> WHAT THE TASK ASKS: Set down all of the data exactly as it appears.

> RECORD SET:

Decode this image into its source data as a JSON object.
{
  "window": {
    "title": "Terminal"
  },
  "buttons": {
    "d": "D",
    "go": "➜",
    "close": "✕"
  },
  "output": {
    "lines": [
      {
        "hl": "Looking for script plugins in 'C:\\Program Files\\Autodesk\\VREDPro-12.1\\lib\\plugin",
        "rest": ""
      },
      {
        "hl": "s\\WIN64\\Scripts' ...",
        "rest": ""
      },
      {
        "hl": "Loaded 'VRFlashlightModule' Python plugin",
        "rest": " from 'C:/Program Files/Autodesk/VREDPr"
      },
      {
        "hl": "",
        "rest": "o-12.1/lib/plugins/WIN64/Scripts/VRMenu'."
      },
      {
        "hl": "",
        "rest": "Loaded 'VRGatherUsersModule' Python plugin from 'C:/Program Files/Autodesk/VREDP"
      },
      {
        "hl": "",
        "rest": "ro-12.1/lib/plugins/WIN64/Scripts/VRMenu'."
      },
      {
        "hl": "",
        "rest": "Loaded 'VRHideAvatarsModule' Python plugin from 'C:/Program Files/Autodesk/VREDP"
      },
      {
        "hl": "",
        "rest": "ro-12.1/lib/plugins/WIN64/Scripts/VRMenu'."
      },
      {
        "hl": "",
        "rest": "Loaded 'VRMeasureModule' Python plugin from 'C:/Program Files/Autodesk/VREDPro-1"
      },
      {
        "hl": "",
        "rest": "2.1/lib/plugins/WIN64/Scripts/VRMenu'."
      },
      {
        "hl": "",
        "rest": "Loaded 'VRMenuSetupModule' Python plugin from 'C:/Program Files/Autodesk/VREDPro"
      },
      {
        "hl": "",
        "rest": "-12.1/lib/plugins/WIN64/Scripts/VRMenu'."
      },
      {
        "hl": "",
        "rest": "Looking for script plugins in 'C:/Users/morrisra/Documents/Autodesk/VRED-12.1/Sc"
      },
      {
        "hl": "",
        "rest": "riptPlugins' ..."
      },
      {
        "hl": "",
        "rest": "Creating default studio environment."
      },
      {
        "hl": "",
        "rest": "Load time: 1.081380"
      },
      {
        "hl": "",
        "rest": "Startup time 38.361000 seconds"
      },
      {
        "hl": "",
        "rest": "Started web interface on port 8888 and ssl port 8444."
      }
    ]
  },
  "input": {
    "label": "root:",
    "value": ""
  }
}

> SOLUTION FOR THIS EXERCISE:
Decode this image into its source data as a JSON object.
{
  "window": {
    "title": "Terminal"
  },
  "buttons": {
    "d": "D",
    "go": "➜",
    "close": "✕"
  },
  "output": {
    "lines": [
      {
        "hl": "Looking for script plugins in 'C:\\Program Files\\Autodesk\\VREDPro-12.1\\lib\\plugin",
        "rest": ""
      },
      {
        "hl": "s\\WIN64\\Scripts' ...",
        "rest": ""
      },
      {
        "hl": "Loaded 'VRFlashlightModule' Python plugin",
        "rest": " from 'C:/Program Files/Autodesk/VREDPr"
      },
      {
        "hl": "",
        "rest": "o-12.1/lib/plugins/WIN64/Scripts/VRMenu'."
      },
      {
        "hl": "",
        "rest": "Loaded 'VRGatherUsersModule' Python plugin from 'C:/Program Files/Autodesk/VREDP"
      },
      {
        "hl": "",
        "rest": "ro-12.1/lib/plugins/WIN64/Scripts/VRMenu'."
      },
      {
        "hl": "",
        "rest": "Loaded 'VRHideAvatarsModule' Python plugin from 'C:/Program Files/Autodesk/VREDP"
      },
      {
        "hl": "",
        "rest": "ro-12.1/lib/plugins/WIN64/Scripts/VRMenu'."
      },
      {
        "hl": "",
        "rest": "Loaded 'VRMeasureModule' Python plugin from 'C:/Program Files/Autodesk/VREDPro-1"
      },
      {
        "hl": "",
        "rest": "2.1/lib/plugins/WIN64/Scripts/VRMenu'."
      },
      {
        "hl": "",
        "rest": "Loaded 'VRMenuSetupModule' Python plugin from 'C:/Program Files/Autodesk/VREDPro"
      },
      {
        "hl": "",
        "rest": "-12.1/lib/plugins/WIN64/Scripts/VRMenu'."
      },
      {
        "hl": "",
        "rest": "Looking for script plugins in 'C:/Users/morrisra/Documents/Autodesk/VRED-12.1/Sc"
      },
      {
        "hl": "",
        "rest": "riptPlugins' ..."
      },
      {
        "hl": "",
        "rest": "Creating default studio environment."
      },
      {
        "hl": "",
        "rest": "Load time: 1.081380"
      },
      {
        "hl": "",
        "rest": "Startup time 38.361000 seconds"
      },
      {
        "hl": "",
        "rest": "Started web interface on port 8888 and ssl port 8444."
      }
    ]
  },
  "input": {
    "label": "root:",
    "value": ""
  }
}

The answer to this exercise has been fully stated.